## MATERIAL PROVIDED
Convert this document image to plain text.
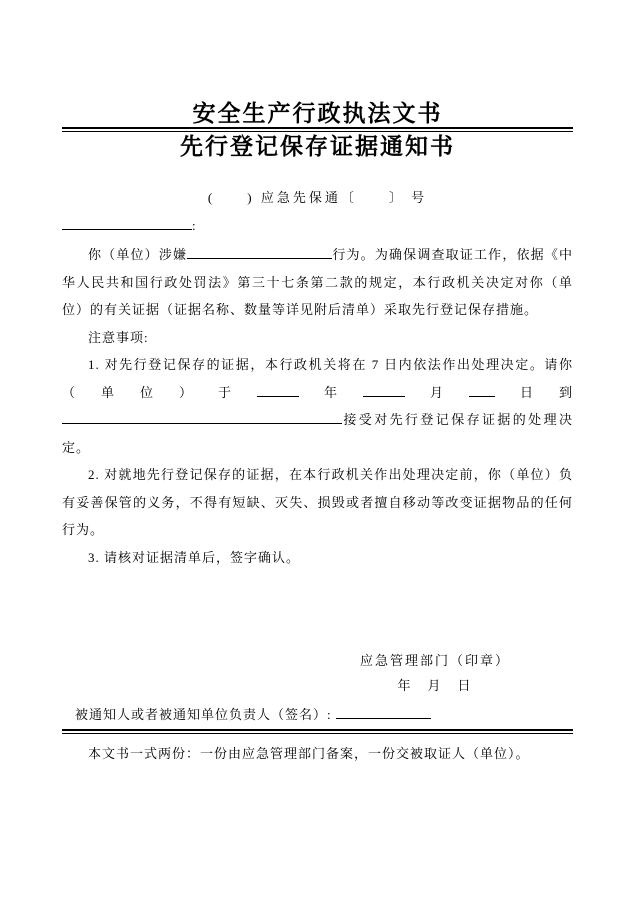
安全生产行政执法文书
先行登记保存证据通知书
(　　) 应急先保通〔　　〕 号
:

你（单位）涉嫌	行为。为确保调查取证工作，依据《中华人民共和国行政处罚法》第三十七条第二款的规定，本行政机关决定对你（单位）的有关证据（证据名称、数量等详见附后清单）采取先行登记保存措施。

注意事项:

1. 对先行登记保存的证据，本行政机关将在 7 日内依法作出处理决定。请你（单位）于	年	月 日到接受对先行登记保存证据的处理决定。

2. 对就地先行登记保存的证据，在本行政机关作出处理决定前，你（单位）负有妥善保管的义务，不得有短缺、灭失、损毁或者擅自移动等改变证据物品的任何行为。

3. 请核对证据清单后，签字确认。

应急管理部门（印章）
年　月　日
被通知人或者被通知单位负责人（签名）:

本文书一式两份：一份由应急管理部门备案，一份交被取证人（单位）。
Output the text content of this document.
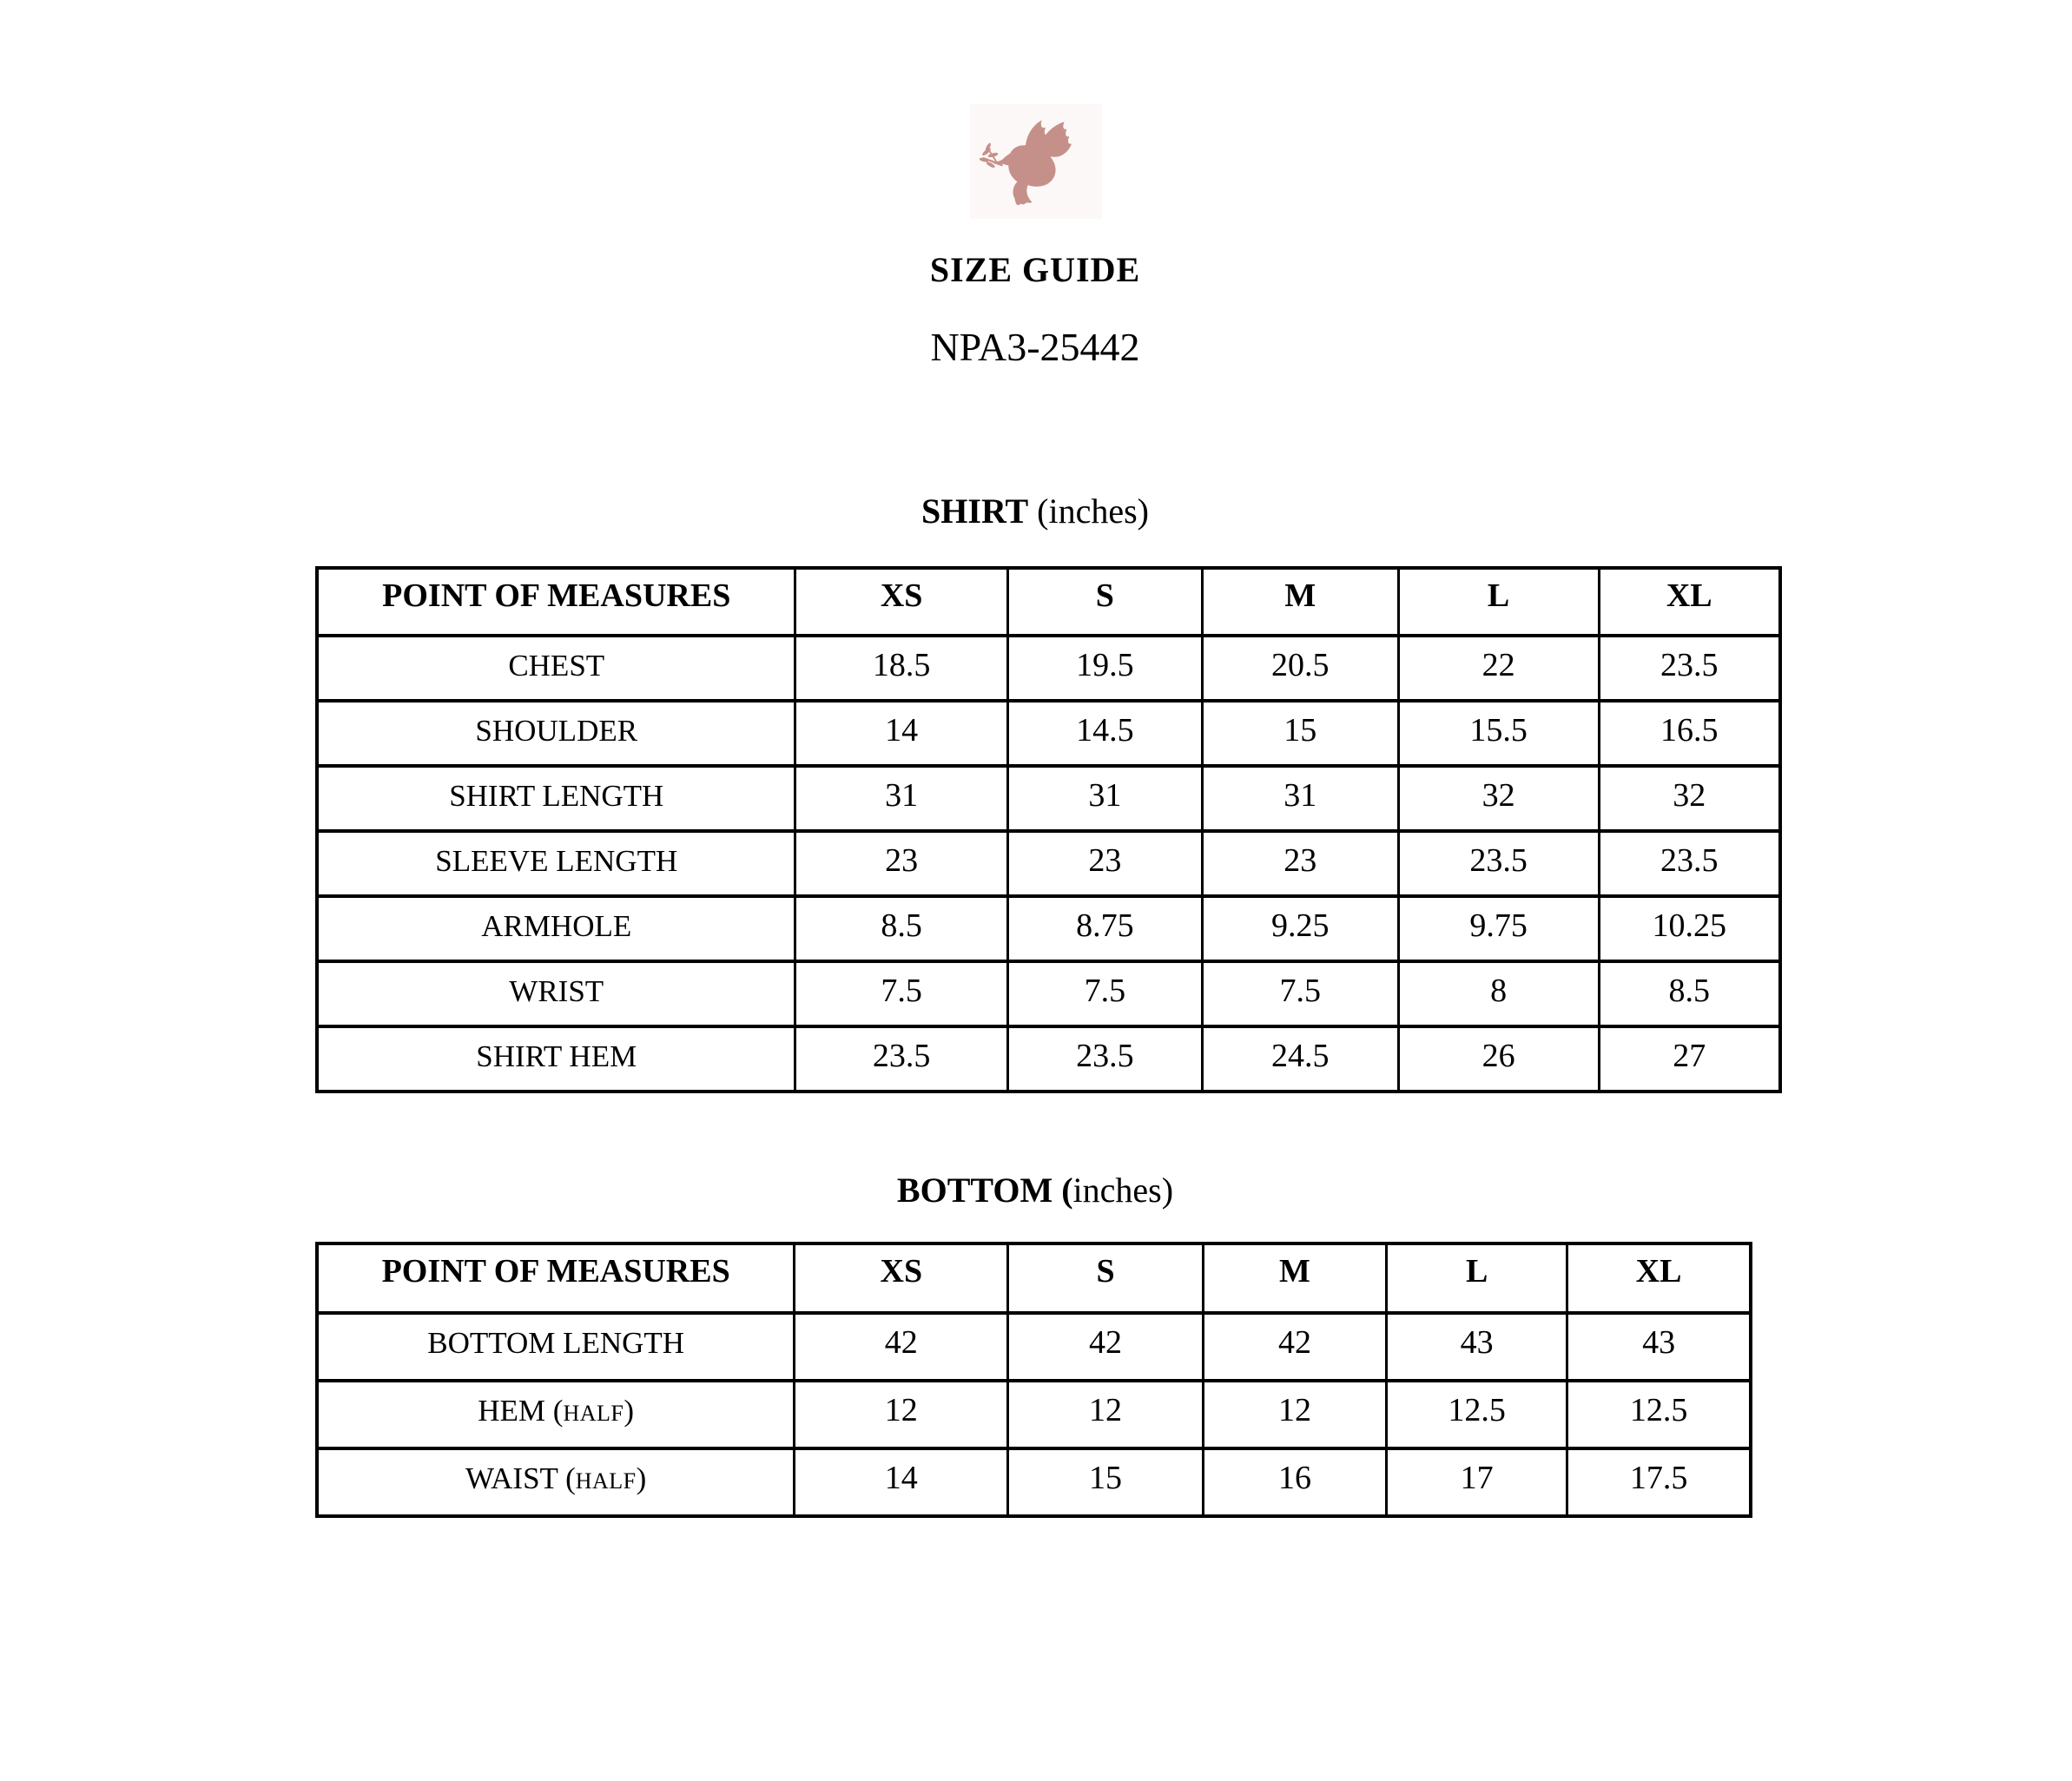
SIZE GUIDE
NPA3-25442
SHIRT (inches)
POINT OF MEASURES	XS	S	M	L	XL
CHEST	18.5	19.5	20.5	22	23.5
SHOULDER	14	14.5	15	15.5	16.5
SHIRT LENGTH	31	31	31	32	32
SLEEVE LENGTH	23	23	23	23.5	23.5
ARMHOLE	8.5	8.75	9.25	9.75	10.25
WRIST	7.5	7.5	7.5	8	8.5
SHIRT HEM	23.5	23.5	24.5	26	27
BOTTOM (inches)
POINT OF MEASURES	XS	S	M	L	XL
BOTTOM LENGTH	42	42	42	43	43
HEM (HALF)	12	12	12	12.5	12.5
WAIST (HALF)	14	15	16	17	17.5
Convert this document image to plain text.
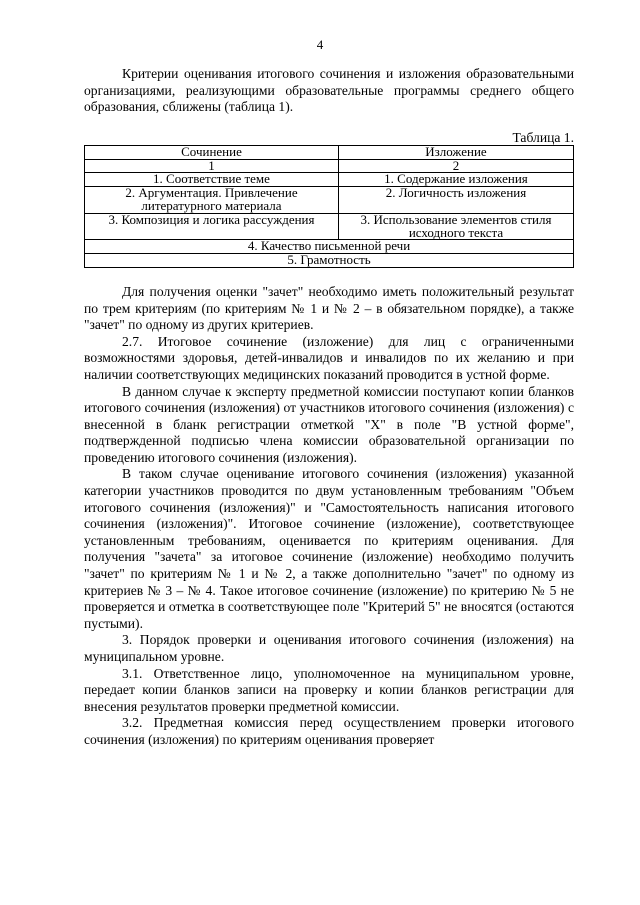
4

Критерии оценивания итогового сочинения и изложения образовательными организациями, реализующими образовательные программы среднего общего образования, сближены (таблица 1).

Таблица 1.
Сочинение	Изложение
1	2
1. Соответствие теме	1. Содержание изложения
2. Аргументация. Привлечение литературного материала	2. Логичность изложения
3. Композиция и логика рассуждения	3. Использование элементов стиля исходного текста
4. Качество письменной речи	
5. Грамотность	

Для получения оценки "зачет" необходимо иметь положительный результат по трем критериям (по критериям № 1 и № 2 – в обязательном порядке), а также "зачет" по одному из других критериев.

2.7. Итоговое сочинение (изложение) для лиц с ограниченными возможностями здоровья, детей-инвалидов и инвалидов по их желанию и при наличии соответствующих медицинских показаний проводится в устной форме.

В данном случае к эксперту предметной комиссии поступают копии бланков итогового сочинения (изложения) от участников итогового сочинения (изложения) с внесенной в бланк регистрации отметкой "Х" в поле "В устной форме", подтвержденной подписью члена комиссии образовательной организации по проведению итогового сочинения (изложения).

В таком случае оценивание итогового сочинения (изложения) указанной категории участников проводится по двум установленным требованиям "Объем итогового сочинения (изложения)" и "Самостоятельность написания итогового сочинения (изложения)". Итоговое сочинение (изложение), соответствующее установленным требованиям, оценивается по критериям оценивания. Для получения "зачета" за итоговое сочинение (изложение) необходимо получить "зачет" по критериям № 1 и № 2, а также дополнительно "зачет" по одному из критериев № 3 – № 4. Такое итоговое сочинение (изложение) по критерию № 5 не проверяется и отметка в соответствующее поле "Критерий 5" не вносятся (остаются пустыми).

3. Порядок проверки и оценивания итогового сочинения (изложения) на муниципальном уровне.

3.1. Ответственное лицо, уполномоченное на муниципальном уровне, передает копии бланков записи на проверку и копии бланков регистрации для внесения результатов проверки предметной комиссии.

3.2. Предметная комиссия перед осуществлением проверки итогового сочинения (изложения) по критериям оценивания проверяет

## TASK TO CARRY OUT
Identify the lines of the entries containing the string "копии". Copy each such line.

## FINAL RESULT
В данном случае к эксперту предметной комиссии поступают копии бланков итогового сочинения (изложения) от участников итогового сочинения (изложения) с внесенной в бланк регистрации отметкой "Х" в поле "В устной форме", подтвержденной подписью члена комиссии образовательной организации по проведению итогового сочинения (изложения).
3.1. Ответственное лицо, уполномоченное на муниципальном уровне, передает копии бланков записи на проверку и копии бланков регистрации для внесения результатов проверки предметной комиссии.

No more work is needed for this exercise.